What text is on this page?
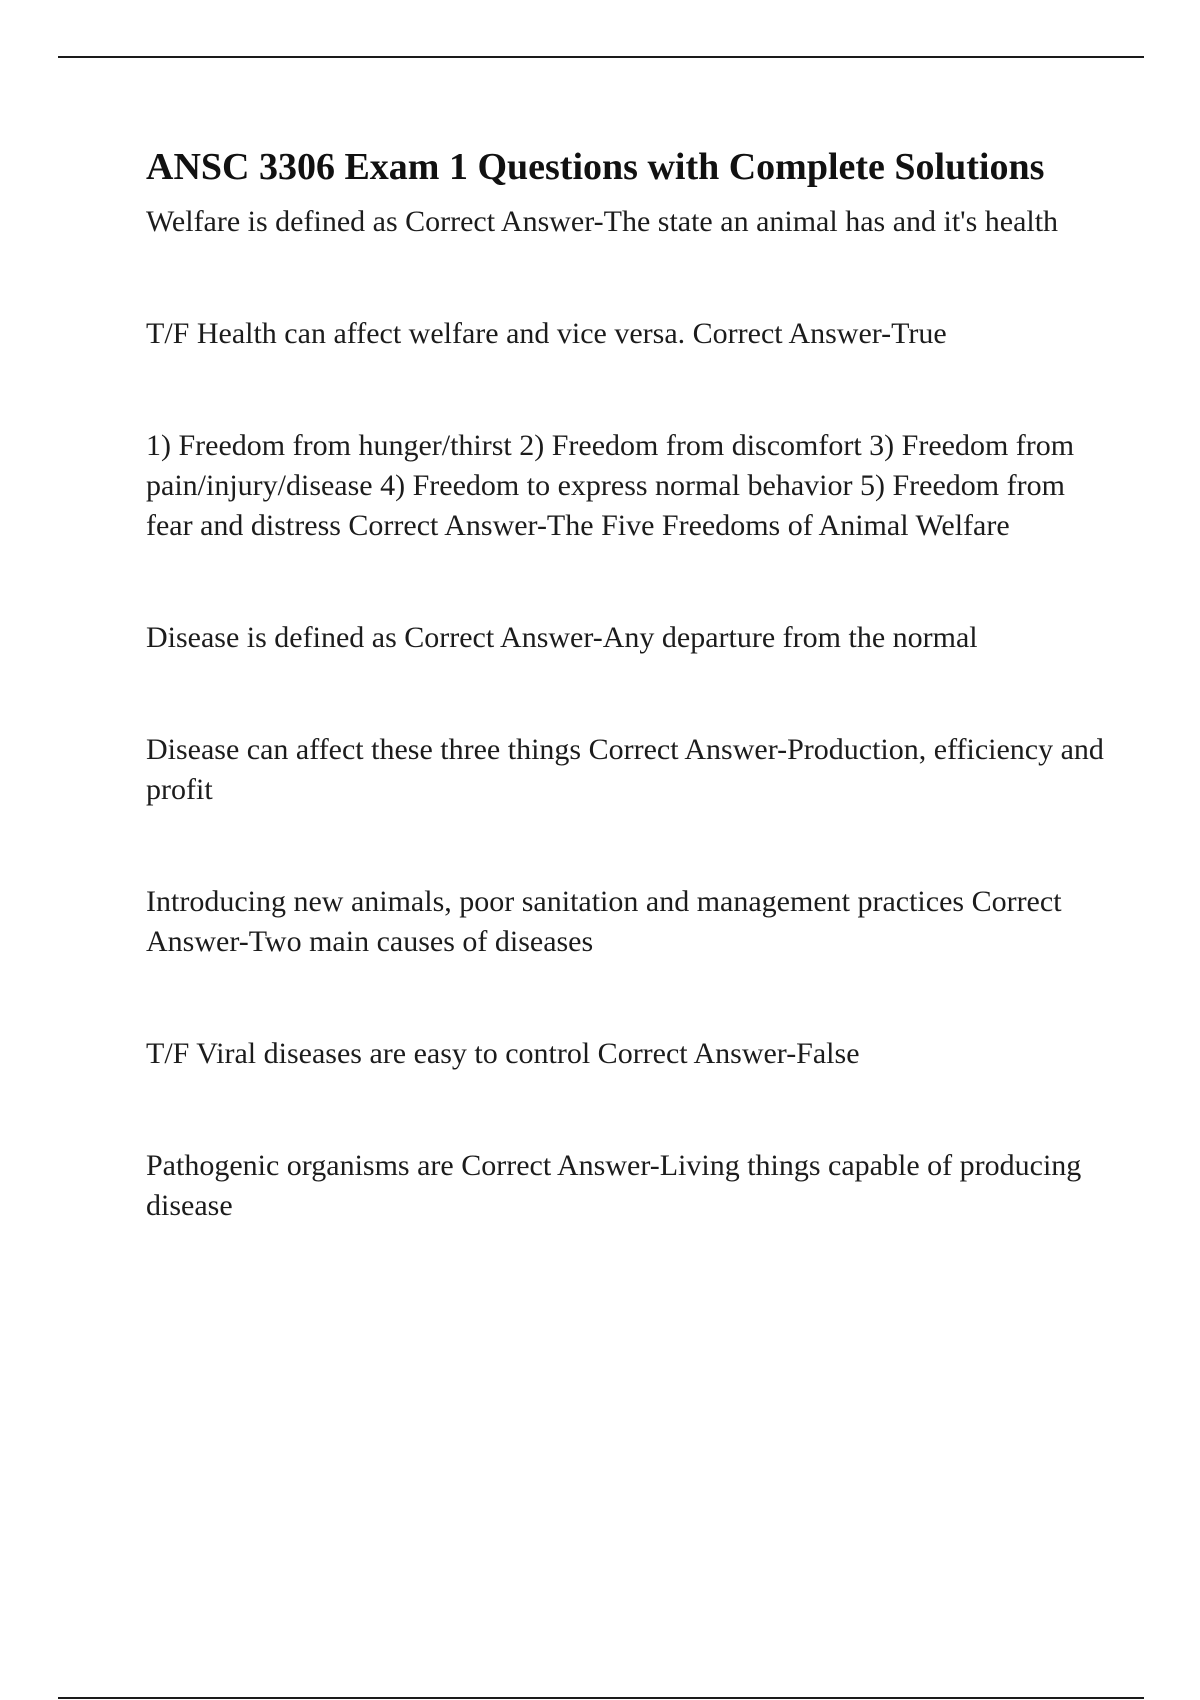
ANSC 3306 Exam 1 Questions with Complete Solutions

Welfare is defined as Correct Answer-The state an animal has and it's health

T/F Health can affect welfare and vice versa. Correct Answer-True

1) Freedom from hunger/thirst 2) Freedom from discomfort 3) Freedom from pain/injury/disease 4) Freedom to express normal behavior 5) Freedom from fear and distress Correct Answer-The Five Freedoms of Animal Welfare

Disease is defined as Correct Answer-Any departure from the normal

Disease can affect these three things Correct Answer-Production, efficiency and profit

Introducing new animals, poor sanitation and management practices Correct Answer-Two main causes of diseases

T/F Viral diseases are easy to control Correct Answer-False

Pathogenic organisms are Correct Answer-Living things capable of producing disease
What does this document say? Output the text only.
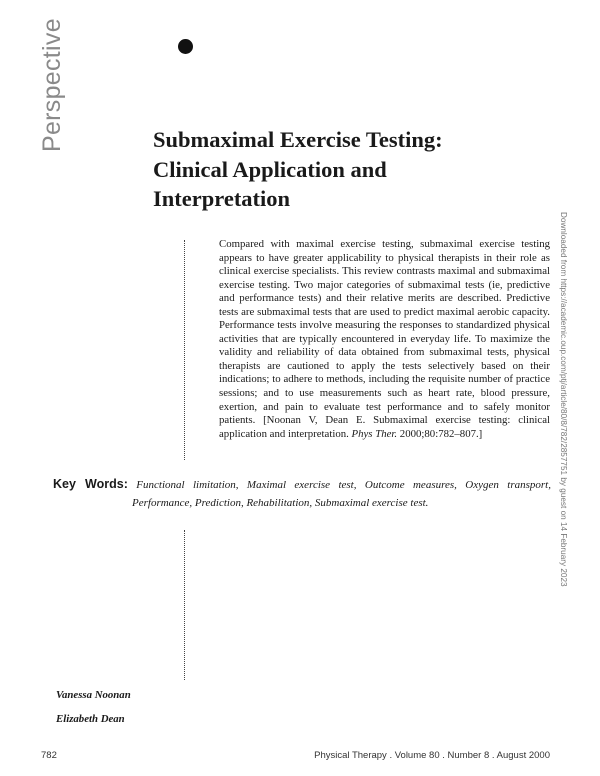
Perspective	Submaximal Exercise Testing:
Clinical Application and
Interpretation
Compared with maximal exercise testing, submaximal exercise testing appears to have greater applicability to physical therapists in their role as clinical exercise specialists. This review contrasts maximal and submaximal exercise testing. Two major categories of submaximal tests (ie, predictive and performance tests) and their relative merits are described. Predictive tests are submaximal tests that are used to predict maximal aerobic capacity. Performance tests involve measuring the responses to standardized physical activities that are typically encountered in everyday life. To maximize the validity and reliability of data obtained from submaximal tests, physical therapists are cautioned to apply the tests selectively based on their indications; to adhere to methods, including the requisite number of practice sessions; and to use measurements such as heart rate, blood pressure, exertion, and pain to evaluate test performance and to safely monitor patients. [Noonan V, Dean E. Submaximal exercise testing: clinical application and interpretation. Phys Ther. 2000;80:782–807.]
Key Words: Functional limitation, Maximal exercise test, Outcome measures, Oxygen transport,
Performance, Prediction, Rehabilitation, Submaximal exercise test.
Vanessa Noonan
Elizabeth Dean
782	Physical Therapy . Volume 80 . Number 8 . August 2000
Downloaded from https://academic.oup.com/ptj/article/80/8/782/2857751 by guest on 14 February 2023
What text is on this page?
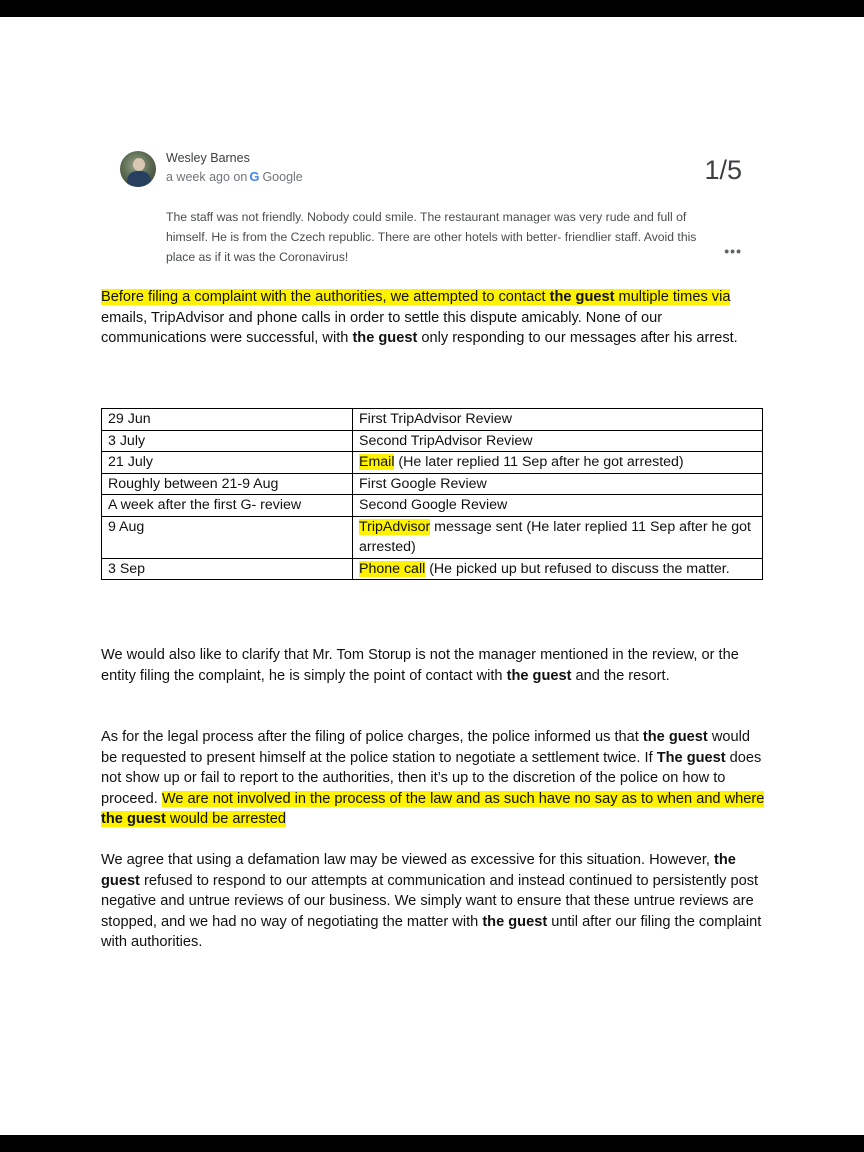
Wesley Barnes
a week ago on G Google	1/5
The staff was not friendly. Nobody could smile. The restaurant manager was very rude and full of himself. He is from the Czech republic. There are other hotels with better- friendlier staff. Avoid this place as if it was the Coronavirus!	•••

Before filing a complaint with the authorities, we attempted to contact the guest multiple times via emails, TripAdvisor and phone calls in order to settle this dispute amicably. None of our communications were successful, with the guest only responding to our messages after his arrest.

29 Jun	First TripAdvisor Review
3 July	Second TripAdvisor Review
21 July	Email (He later replied 11 Sep after he got arrested)
Roughly between 21-9 Aug	First Google Review
A week after the first G- review	Second Google Review
9 Aug	TripAdvisor message sent (He later replied 11 Sep after he got arrested)
3 Sep	Phone call (He picked up but refused to discuss the matter.

We would also like to clarify that Mr. Tom Storup is not the manager mentioned in the review, or the entity filing the complaint, he is simply the point of contact with the guest and the resort.

As for the legal process after the filing of police charges, the police informed us that the guest would be requested to present himself at the police station to negotiate a settlement twice. If The guest does not show up or fail to report to the authorities, then it’s up to the discretion of the police on how to proceed. We are not involved in the process of the law and as such have no say as to when and where the guest would be arrested

We agree that using a defamation law may be viewed as excessive for this situation. However, the guest refused to respond to our attempts at communication and instead continued to persistently post negative and untrue reviews of our business. We simply want to ensure that these untrue reviews are stopped, and we had no way of negotiating the matter with the guest until after our filing the complaint with authorities.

Task prompt
For the data above, return an exact copy that contains no pictures.

Your solution
What text is on this page?
ANSC 3306 Exam 1 Questions with Complete Solutions

Welfare is defined as Correct Answer-The state an animal has and it's health

T/F Health can affect welfare and vice versa. Correct Answer-True

1) Freedom from hunger/thirst 2) Freedom from discomfort 3) Freedom from pain/injury/disease 4) Freedom to express normal behavior 5) Freedom from fear and distress Correct Answer-The Five Freedoms of Animal Welfare

Disease is defined as Correct Answer-Any departure from the normal

Disease can affect these three things Correct Answer-Production, efficiency and profit

Introducing new animals, poor sanitation and management practices Correct Answer-Two main causes of diseases

T/F Viral diseases are easy to control Correct Answer-False

Pathogenic organisms are Correct Answer-Living things capable of producing disease
What does this document say? Output the text only.
Perspective	Submaximal Exercise Testing:
Clinical Application and
Interpretation
Compared with maximal exercise testing, submaximal exercise testing appears to have greater applicability to physical therapists in their role as clinical exercise specialists. This review contrasts maximal and submaximal exercise testing. Two major categories of submaximal tests (ie, predictive and performance tests) and their relative merits are described. Predictive tests are submaximal tests that are used to predict maximal aerobic capacity. Performance tests involve measuring the responses to standardized physical activities that are typically encountered in everyday life. To maximize the validity and reliability of data obtained from submaximal tests, physical therapists are cautioned to apply the tests selectively based on their indications; to adhere to methods, including the requisite number of practice sessions; and to use measurements such as heart rate, blood pressure, exertion, and pain to evaluate test performance and to safely monitor patients. [Noonan V, Dean E. Submaximal exercise testing: clinical application and interpretation. Phys Ther. 2000;80:782–807.]
Key Words: Functional limitation, Maximal exercise test, Outcome measures, Oxygen transport,
Performance, Prediction, Rehabilitation, Submaximal exercise test.
Vanessa Noonan
Elizabeth Dean
782	Physical Therapy . Volume 80 . Number 8 . August 2000
Downloaded from https://academic.oup.com/ptj/article/80/8/782/2857751 by guest on 14 February 2023
What text is on this page?
Wesley Barnes
a week ago on G Google	1/5
The staff was not friendly. Nobody could smile. The restaurant manager was very rude and full of himself. He is from the Czech republic. There are other hotels with better- friendlier staff. Avoid this place as if it was the Coronavirus!	•••

Before filing a complaint with the authorities, we attempted to contact the guest multiple times via emails, TripAdvisor and phone calls in order to settle this dispute amicably. None of our communications were successful, with the guest only responding to our messages after his arrest.

29 Jun	First TripAdvisor Review
3 July	Second TripAdvisor Review
21 July	Email (He later replied 11 Sep after he got arrested)
Roughly between 21-9 Aug	First Google Review
A week after the first G- review	Second Google Review
9 Aug	TripAdvisor message sent (He later replied 11 Sep after he got arrested)
3 Sep	Phone call (He picked up but refused to discuss the matter.

We would also like to clarify that Mr. Tom Storup is not the manager mentioned in the review, or the entity filing the complaint, he is simply the point of contact with the guest and the resort.

As for the legal process after the filing of police charges, the police informed us that the guest would be requested to present himself at the police station to negotiate a settlement twice. If The guest does not show up or fail to report to the authorities, then it’s up to the discretion of the police on how to proceed. We are not involved in the process of the law and as such have no say as to when and where the guest would be arrested

We agree that using a defamation law may be viewed as excessive for this situation. However, the guest refused to respond to our attempts at communication and instead continued to persistently post negative and untrue reviews of our business. We simply want to ensure that these untrue reviews are stopped, and we had no way of negotiating the matter with the guest until after our filing the complaint with authorities.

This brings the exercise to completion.